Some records
○ ○ ○ ○ ○

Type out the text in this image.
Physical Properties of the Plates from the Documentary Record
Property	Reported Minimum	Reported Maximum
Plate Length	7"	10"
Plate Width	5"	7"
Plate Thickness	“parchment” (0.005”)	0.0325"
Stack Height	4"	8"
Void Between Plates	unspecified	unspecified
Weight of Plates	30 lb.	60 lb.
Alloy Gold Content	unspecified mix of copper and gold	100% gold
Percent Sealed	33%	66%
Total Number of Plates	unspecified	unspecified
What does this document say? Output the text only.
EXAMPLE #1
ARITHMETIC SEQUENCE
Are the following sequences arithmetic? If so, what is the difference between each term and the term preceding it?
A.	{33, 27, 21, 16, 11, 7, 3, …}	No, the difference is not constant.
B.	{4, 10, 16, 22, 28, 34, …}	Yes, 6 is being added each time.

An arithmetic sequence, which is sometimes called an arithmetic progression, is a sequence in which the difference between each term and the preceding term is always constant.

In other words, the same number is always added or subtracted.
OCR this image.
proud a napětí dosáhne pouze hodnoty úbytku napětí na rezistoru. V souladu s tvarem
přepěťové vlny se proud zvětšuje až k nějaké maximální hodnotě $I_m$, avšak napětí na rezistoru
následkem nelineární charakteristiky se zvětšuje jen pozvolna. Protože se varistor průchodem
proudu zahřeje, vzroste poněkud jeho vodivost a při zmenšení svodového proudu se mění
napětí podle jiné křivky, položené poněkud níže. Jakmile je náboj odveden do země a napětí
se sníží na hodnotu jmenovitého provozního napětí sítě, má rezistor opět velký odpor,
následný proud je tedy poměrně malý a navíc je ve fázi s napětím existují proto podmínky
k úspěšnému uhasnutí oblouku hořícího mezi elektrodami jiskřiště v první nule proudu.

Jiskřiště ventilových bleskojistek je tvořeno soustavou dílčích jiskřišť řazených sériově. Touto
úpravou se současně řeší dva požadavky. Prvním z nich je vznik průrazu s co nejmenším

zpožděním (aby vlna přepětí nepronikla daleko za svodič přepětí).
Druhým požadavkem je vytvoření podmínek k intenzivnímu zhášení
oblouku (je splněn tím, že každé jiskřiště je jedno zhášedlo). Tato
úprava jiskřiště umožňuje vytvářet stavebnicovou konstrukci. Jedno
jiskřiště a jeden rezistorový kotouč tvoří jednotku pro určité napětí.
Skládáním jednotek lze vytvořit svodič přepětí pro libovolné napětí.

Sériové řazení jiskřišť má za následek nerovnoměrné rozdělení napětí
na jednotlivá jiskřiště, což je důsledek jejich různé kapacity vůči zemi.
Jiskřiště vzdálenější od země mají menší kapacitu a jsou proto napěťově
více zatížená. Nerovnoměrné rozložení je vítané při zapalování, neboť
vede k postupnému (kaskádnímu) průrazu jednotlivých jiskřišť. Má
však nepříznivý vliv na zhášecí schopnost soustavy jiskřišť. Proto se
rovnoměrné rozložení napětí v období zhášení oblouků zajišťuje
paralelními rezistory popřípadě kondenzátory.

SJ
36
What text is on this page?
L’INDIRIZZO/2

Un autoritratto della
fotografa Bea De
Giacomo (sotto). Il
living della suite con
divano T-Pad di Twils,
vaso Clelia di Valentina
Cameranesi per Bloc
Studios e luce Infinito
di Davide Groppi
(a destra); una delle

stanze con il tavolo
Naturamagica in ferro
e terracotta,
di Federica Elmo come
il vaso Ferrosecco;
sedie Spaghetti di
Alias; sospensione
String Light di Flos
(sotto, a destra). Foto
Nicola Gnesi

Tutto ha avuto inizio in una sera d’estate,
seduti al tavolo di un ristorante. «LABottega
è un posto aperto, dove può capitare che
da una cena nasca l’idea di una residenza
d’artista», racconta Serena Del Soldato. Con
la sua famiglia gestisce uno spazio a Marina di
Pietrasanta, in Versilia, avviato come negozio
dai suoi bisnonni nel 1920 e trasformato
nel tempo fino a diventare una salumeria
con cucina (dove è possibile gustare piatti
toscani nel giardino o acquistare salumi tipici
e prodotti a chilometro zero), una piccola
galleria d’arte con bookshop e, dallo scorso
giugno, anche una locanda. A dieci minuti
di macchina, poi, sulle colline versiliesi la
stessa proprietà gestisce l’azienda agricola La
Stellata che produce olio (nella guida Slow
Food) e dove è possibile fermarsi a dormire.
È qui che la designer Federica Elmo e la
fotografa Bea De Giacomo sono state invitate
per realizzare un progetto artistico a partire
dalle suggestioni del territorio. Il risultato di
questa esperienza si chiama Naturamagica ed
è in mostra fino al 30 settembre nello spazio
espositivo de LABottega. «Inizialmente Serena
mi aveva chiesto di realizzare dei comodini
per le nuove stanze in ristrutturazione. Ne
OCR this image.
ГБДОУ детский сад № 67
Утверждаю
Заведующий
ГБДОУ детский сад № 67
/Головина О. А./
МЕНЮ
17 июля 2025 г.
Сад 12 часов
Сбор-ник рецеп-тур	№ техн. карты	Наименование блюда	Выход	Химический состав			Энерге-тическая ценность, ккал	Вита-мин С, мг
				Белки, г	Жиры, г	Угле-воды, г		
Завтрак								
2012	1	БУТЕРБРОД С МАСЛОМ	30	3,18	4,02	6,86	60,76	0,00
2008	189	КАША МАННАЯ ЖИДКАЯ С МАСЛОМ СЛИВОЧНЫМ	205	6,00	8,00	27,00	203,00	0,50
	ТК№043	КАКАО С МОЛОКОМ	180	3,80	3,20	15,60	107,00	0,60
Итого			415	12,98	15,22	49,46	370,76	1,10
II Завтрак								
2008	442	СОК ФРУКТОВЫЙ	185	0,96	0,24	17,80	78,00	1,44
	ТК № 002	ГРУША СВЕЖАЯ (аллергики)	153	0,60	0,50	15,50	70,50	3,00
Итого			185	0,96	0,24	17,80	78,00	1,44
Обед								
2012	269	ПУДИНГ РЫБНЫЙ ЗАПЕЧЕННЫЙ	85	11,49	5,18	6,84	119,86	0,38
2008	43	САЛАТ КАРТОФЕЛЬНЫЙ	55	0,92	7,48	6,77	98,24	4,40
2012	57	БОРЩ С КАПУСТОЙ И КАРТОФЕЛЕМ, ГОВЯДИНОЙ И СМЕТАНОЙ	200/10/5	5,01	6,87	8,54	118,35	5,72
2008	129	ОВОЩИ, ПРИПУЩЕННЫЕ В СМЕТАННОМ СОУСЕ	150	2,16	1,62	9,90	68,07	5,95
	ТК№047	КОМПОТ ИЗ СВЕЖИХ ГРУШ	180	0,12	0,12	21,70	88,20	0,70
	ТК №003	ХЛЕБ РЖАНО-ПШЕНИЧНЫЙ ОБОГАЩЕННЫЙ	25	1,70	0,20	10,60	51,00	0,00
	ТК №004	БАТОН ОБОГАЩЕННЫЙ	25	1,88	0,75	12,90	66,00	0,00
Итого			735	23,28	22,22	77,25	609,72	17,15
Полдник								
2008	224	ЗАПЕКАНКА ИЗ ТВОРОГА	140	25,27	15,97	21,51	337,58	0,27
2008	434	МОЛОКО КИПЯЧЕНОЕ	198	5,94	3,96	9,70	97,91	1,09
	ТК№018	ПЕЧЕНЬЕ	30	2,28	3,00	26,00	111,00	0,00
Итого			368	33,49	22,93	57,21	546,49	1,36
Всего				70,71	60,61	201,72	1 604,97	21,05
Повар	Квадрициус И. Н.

○ ○ ○ ○ ○

● **What you are asked to do**
Transcribe the whole listing with nothing added or left out.

● **Result for this task**
Type out the text in this image.
Physical Properties of the Plates from the Documentary Record
Property	Reported Minimum	Reported Maximum
Plate Length	7"	10"
Plate Width	5"	7"
Plate Thickness	“parchment” (0.005”)	0.0325"
Stack Height	4"	8"
Void Between Plates	unspecified	unspecified
Weight of Plates	30 lb.	60 lb.
Alloy Gold Content	unspecified mix of copper and gold	100% gold
Percent Sealed	33%	66%
Total Number of Plates	unspecified	unspecified
What does this document say? Output the text only.
EXAMPLE #1
ARITHMETIC SEQUENCE
Are the following sequences arithmetic? If so, what is the difference between each term and the term preceding it?
A.	{33, 27, 21, 16, 11, 7, 3, …}	No, the difference is not constant.
B.	{4, 10, 16, 22, 28, 34, …}	Yes, 6 is being added each time.

An arithmetic sequence, which is sometimes called an arithmetic progression, is a sequence in which the difference between each term and the preceding term is always constant.

In other words, the same number is always added or subtracted.
OCR this image.
proud a napětí dosáhne pouze hodnoty úbytku napětí na rezistoru. V souladu s tvarem
přepěťové vlny se proud zvětšuje až k nějaké maximální hodnotě $I_m$, avšak napětí na rezistoru
následkem nelineární charakteristiky se zvětšuje jen pozvolna. Protože se varistor průchodem
proudu zahřeje, vzroste poněkud jeho vodivost a při zmenšení svodového proudu se mění
napětí podle jiné křivky, položené poněkud níže. Jakmile je náboj odveden do země a napětí
se sníží na hodnotu jmenovitého provozního napětí sítě, má rezistor opět velký odpor,
následný proud je tedy poměrně malý a navíc je ve fázi s napětím existují proto podmínky
k úspěšnému uhasnutí oblouku hořícího mezi elektrodami jiskřiště v první nule proudu.

Jiskřiště ventilových bleskojistek je tvořeno soustavou dílčích jiskřišť řazených sériově. Touto
úpravou se současně řeší dva požadavky. Prvním z nich je vznik průrazu s co nejmenším

zpožděním (aby vlna přepětí nepronikla daleko za svodič přepětí).
Druhým požadavkem je vytvoření podmínek k intenzivnímu zhášení
oblouku (je splněn tím, že každé jiskřiště je jedno zhášedlo). Tato
úprava jiskřiště umožňuje vytvářet stavebnicovou konstrukci. Jedno
jiskřiště a jeden rezistorový kotouč tvoří jednotku pro určité napětí.
Skládáním jednotek lze vytvořit svodič přepětí pro libovolné napětí.

Sériové řazení jiskřišť má za následek nerovnoměrné rozdělení napětí
na jednotlivá jiskřiště, což je důsledek jejich různé kapacity vůči zemi.
Jiskřiště vzdálenější od země mají menší kapacitu a jsou proto napěťově
více zatížená. Nerovnoměrné rozložení je vítané při zapalování, neboť
vede k postupnému (kaskádnímu) průrazu jednotlivých jiskřišť. Má
však nepříznivý vliv na zhášecí schopnost soustavy jiskřišť. Proto se
rovnoměrné rozložení napětí v období zhášení oblouků zajišťuje
paralelními rezistory popřípadě kondenzátory.

SJ
36
What text is on this page?
L’INDIRIZZO/2

Un autoritratto della
fotografa Bea De
Giacomo (sotto). Il
living della suite con
divano T-Pad di Twils,
vaso Clelia di Valentina
Cameranesi per Bloc
Studios e luce Infinito
di Davide Groppi
(a destra); una delle

stanze con il tavolo
Naturamagica in ferro
e terracotta,
di Federica Elmo come
il vaso Ferrosecco;
sedie Spaghetti di
Alias; sospensione
String Light di Flos
(sotto, a destra). Foto
Nicola Gnesi

Tutto ha avuto inizio in una sera d’estate,
seduti al tavolo di un ristorante. «LABottega
è un posto aperto, dove può capitare che
da una cena nasca l’idea di una residenza
d’artista», racconta Serena Del Soldato. Con
la sua famiglia gestisce uno spazio a Marina di
Pietrasanta, in Versilia, avviato come negozio
dai suoi bisnonni nel 1920 e trasformato
nel tempo fino a diventare una salumeria
con cucina (dove è possibile gustare piatti
toscani nel giardino o acquistare salumi tipici
e prodotti a chilometro zero), una piccola
galleria d’arte con bookshop e, dallo scorso
giugno, anche una locanda. A dieci minuti
di macchina, poi, sulle colline versiliesi la
stessa proprietà gestisce l’azienda agricola La
Stellata che produce olio (nella guida Slow
Food) e dove è possibile fermarsi a dormire.
È qui che la designer Federica Elmo e la
fotografa Bea De Giacomo sono state invitate
per realizzare un progetto artistico a partire
dalle suggestioni del territorio. Il risultato di
questa esperienza si chiama Naturamagica ed
è in mostra fino al 30 settembre nello spazio
espositivo de LABottega. «Inizialmente Serena
mi aveva chiesto di realizzare dei comodini
per le nuove stanze in ristrutturazione. Ne
OCR this image.
ГБДОУ детский сад № 67
Утверждаю
Заведующий
ГБДОУ детский сад № 67
/Головина О. А./
МЕНЮ
17 июля 2025 г.
Сад 12 часов
Сбор-ник рецеп-тур	№ техн. карты	Наименование блюда	Выход	Химический состав			Энерге-тическая ценность, ккал	Вита-мин С, мг
				Белки, г	Жиры, г	Угле-воды, г		
Завтрак								
2012	1	БУТЕРБРОД С МАСЛОМ	30	3,18	4,02	6,86	60,76	0,00
2008	189	КАША МАННАЯ ЖИДКАЯ С МАСЛОМ СЛИВОЧНЫМ	205	6,00	8,00	27,00	203,00	0,50
	ТК№043	КАКАО С МОЛОКОМ	180	3,80	3,20	15,60	107,00	0,60
Итого			415	12,98	15,22	49,46	370,76	1,10
II Завтрак								
2008	442	СОК ФРУКТОВЫЙ	185	0,96	0,24	17,80	78,00	1,44
	ТК № 002	ГРУША СВЕЖАЯ (аллергики)	153	0,60	0,50	15,50	70,50	3,00
Итого			185	0,96	0,24	17,80	78,00	1,44
Обед								
2012	269	ПУДИНГ РЫБНЫЙ ЗАПЕЧЕННЫЙ	85	11,49	5,18	6,84	119,86	0,38
2008	43	САЛАТ КАРТОФЕЛЬНЫЙ	55	0,92	7,48	6,77	98,24	4,40
2012	57	БОРЩ С КАПУСТОЙ И КАРТОФЕЛЕМ, ГОВЯДИНОЙ И СМЕТАНОЙ	200/10/5	5,01	6,87	8,54	118,35	5,72
2008	129	ОВОЩИ, ПРИПУЩЕННЫЕ В СМЕТАННОМ СОУСЕ	150	2,16	1,62	9,90	68,07	5,95
	ТК№047	КОМПОТ ИЗ СВЕЖИХ ГРУШ	180	0,12	0,12	21,70	88,20	0,70
	ТК №003	ХЛЕБ РЖАНО-ПШЕНИЧНЫЙ ОБОГАЩЕННЫЙ	25	1,70	0,20	10,60	51,00	0,00
	ТК №004	БАТОН ОБОГАЩЕННЫЙ	25	1,88	0,75	12,90	66,00	0,00
Итого			735	23,28	22,22	77,25	609,72	17,15
Полдник								
2008	224	ЗАПЕКАНКА ИЗ ТВОРОГА	140	25,27	15,97	21,51	337,58	0,27
2008	434	МОЛОКО КИПЯЧЕНОЕ	198	5,94	3,96	9,70	97,91	1,09
	ТК№018	ПЕЧЕНЬЕ	30	2,28	3,00	26,00	111,00	0,00
Итого			368	33,49	22,93	57,21	546,49	1,36
Всего				70,71	60,61	201,72	1 604,97	21,05
Повар	Квадрициус И. Н.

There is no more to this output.